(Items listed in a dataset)

Segment Open

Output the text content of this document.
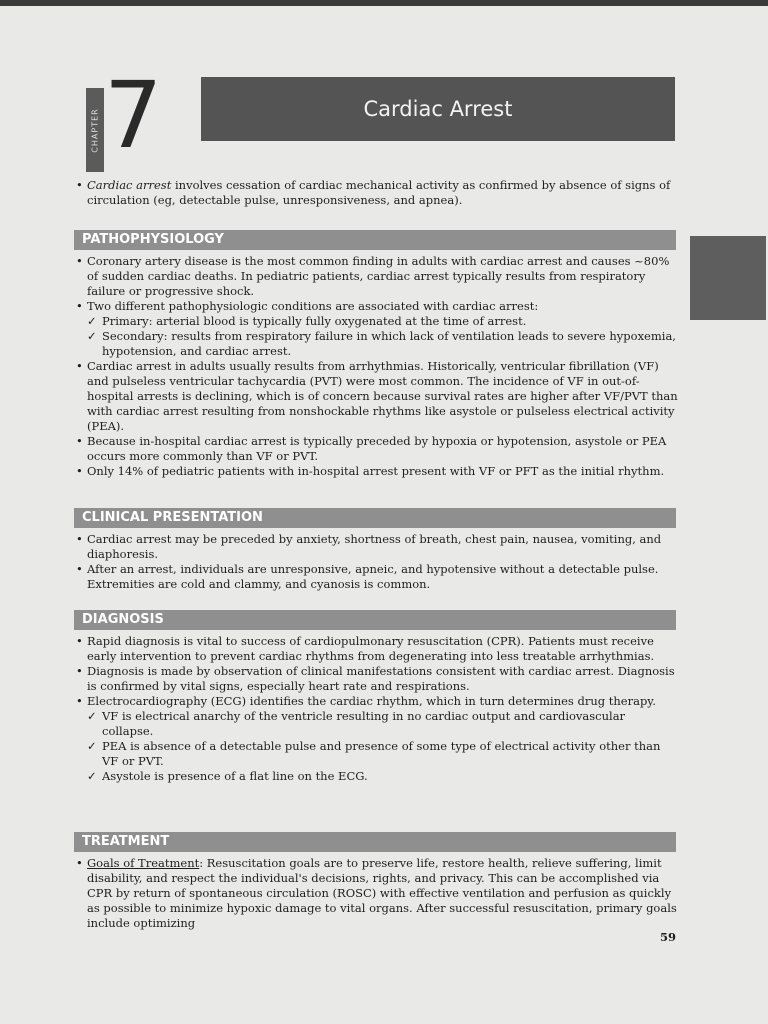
CHAPTER 7	Cardiac Arrest

• Cardiac arrest involves cessation of cardiac mechanical activity as confirmed by absence of signs of circulation (eg, detectable pulse, unresponsiveness, and apnea).

PATHOPHYSIOLOGY

• Coronary artery disease is the most common finding in adults with cardiac arrest and causes ~80% of sudden cardiac deaths. In pediatric patients, cardiac arrest typically results from respiratory failure or progressive shock.

• Two different pathophysiologic conditions are associated with cardiac arrest:

✓ Primary: arterial blood is typically fully oxygenated at the time of arrest.

✓ Secondary: results from respiratory failure in which lack of ventilation leads to severe hypoxemia, hypotension, and cardiac arrest.

• Cardiac arrest in adults usually results from arrhythmias. Historically, ventricular fibrillation (VF) and pulseless ventricular tachycardia (PVT) were most common. The incidence of VF in out-of-hospital arrests is declining, which is of concern because survival rates are higher after VF/PVT than with cardiac arrest resulting from nonshockable rhythms like asystole or pulseless electrical activity (PEA).

• Because in-hospital cardiac arrest is typically preceded by hypoxia or hypotension, asystole or PEA occurs more commonly than VF or PVT.

• Only 14% of pediatric patients with in-hospital arrest present with VF or PFT as the initial rhythm.

CLINICAL PRESENTATION

• Cardiac arrest may be preceded by anxiety, shortness of breath, chest pain, nausea, vomiting, and diaphoresis.

• After an arrest, individuals are unresponsive, apneic, and hypotensive without a detectable pulse. Extremities are cold and clammy, and cyanosis is common.

DIAGNOSIS

• Rapid diagnosis is vital to success of cardiopulmonary resuscitation (CPR). Patients must receive early intervention to prevent cardiac rhythms from degenerating into less treatable arrhythmias.

• Diagnosis is made by observation of clinical manifestations consistent with cardiac arrest. Diagnosis is confirmed by vital signs, especially heart rate and respirations.

• Electrocardiography (ECG) identifies the cardiac rhythm, which in turn determines drug therapy.

✓ VF is electrical anarchy of the ventricle resulting in no cardiac output and cardiovascular collapse.

✓ PEA is absence of a detectable pulse and presence of some type of electrical activity other than VF or PVT.

✓ Asystole is presence of a flat line on the ECG.

TREATMENT

• Goals of Treatment: Resuscitation goals are to preserve life, restore health, relieve suffering, limit disability, and respect the individual's decisions, rights, and privacy. This can be accomplished via CPR by return of spontaneous circulation (ROSC) with effective ventilation and perfusion as quickly as possible to minimize hypoxic damage to vital organs. After successful resuscitation, primary goals include optimizing

59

Segment Closed

● Task description
Would you set down the entries exactly as given, minus their pictures?

● Answer space
Output the text content of this document.
CHAPTER 7	Cardiac Arrest

• Cardiac arrest involves cessation of cardiac mechanical activity as confirmed by absence of signs of circulation (eg, detectable pulse, unresponsiveness, and apnea).

PATHOPHYSIOLOGY

• Coronary artery disease is the most common finding in adults with cardiac arrest and causes ~80% of sudden cardiac deaths. In pediatric patients, cardiac arrest typically results from respiratory failure or progressive shock.

• Two different pathophysiologic conditions are associated with cardiac arrest:

✓ Primary: arterial blood is typically fully oxygenated at the time of arrest.

✓ Secondary: results from respiratory failure in which lack of ventilation leads to severe hypoxemia, hypotension, and cardiac arrest.

• Cardiac arrest in adults usually results from arrhythmias. Historically, ventricular fibrillation (VF) and pulseless ventricular tachycardia (PVT) were most common. The incidence of VF in out-of-hospital arrests is declining, which is of concern because survival rates are higher after VF/PVT than with cardiac arrest resulting from nonshockable rhythms like asystole or pulseless electrical activity (PEA).

• Because in-hospital cardiac arrest is typically preceded by hypoxia or hypotension, asystole or PEA occurs more commonly than VF or PVT.

• Only 14% of pediatric patients with in-hospital arrest present with VF or PFT as the initial rhythm.

CLINICAL PRESENTATION

• Cardiac arrest may be preceded by anxiety, shortness of breath, chest pain, nausea, vomiting, and diaphoresis.

• After an arrest, individuals are unresponsive, apneic, and hypotensive without a detectable pulse. Extremities are cold and clammy, and cyanosis is common.

DIAGNOSIS

• Rapid diagnosis is vital to success of cardiopulmonary resuscitation (CPR). Patients must receive early intervention to prevent cardiac rhythms from degenerating into less treatable arrhythmias.

• Diagnosis is made by observation of clinical manifestations consistent with cardiac arrest. Diagnosis is confirmed by vital signs, especially heart rate and respirations.

• Electrocardiography (ECG) identifies the cardiac rhythm, which in turn determines drug therapy.

✓ VF is electrical anarchy of the ventricle resulting in no cardiac output and cardiovascular collapse.

✓ PEA is absence of a detectable pulse and presence of some type of electrical activity other than VF or PVT.

✓ Asystole is presence of a flat line on the ECG.

TREATMENT

• Goals of Treatment: Resuscitation goals are to preserve life, restore health, relieve suffering, limit disability, and respect the individual's decisions, rights, and privacy. This can be accomplished via CPR by return of spontaneous circulation (ROSC) with effective ventilation and perfusion as quickly as possible to minimize hypoxic damage to vital organs. After successful resuscitation, primary goals include optimizing

59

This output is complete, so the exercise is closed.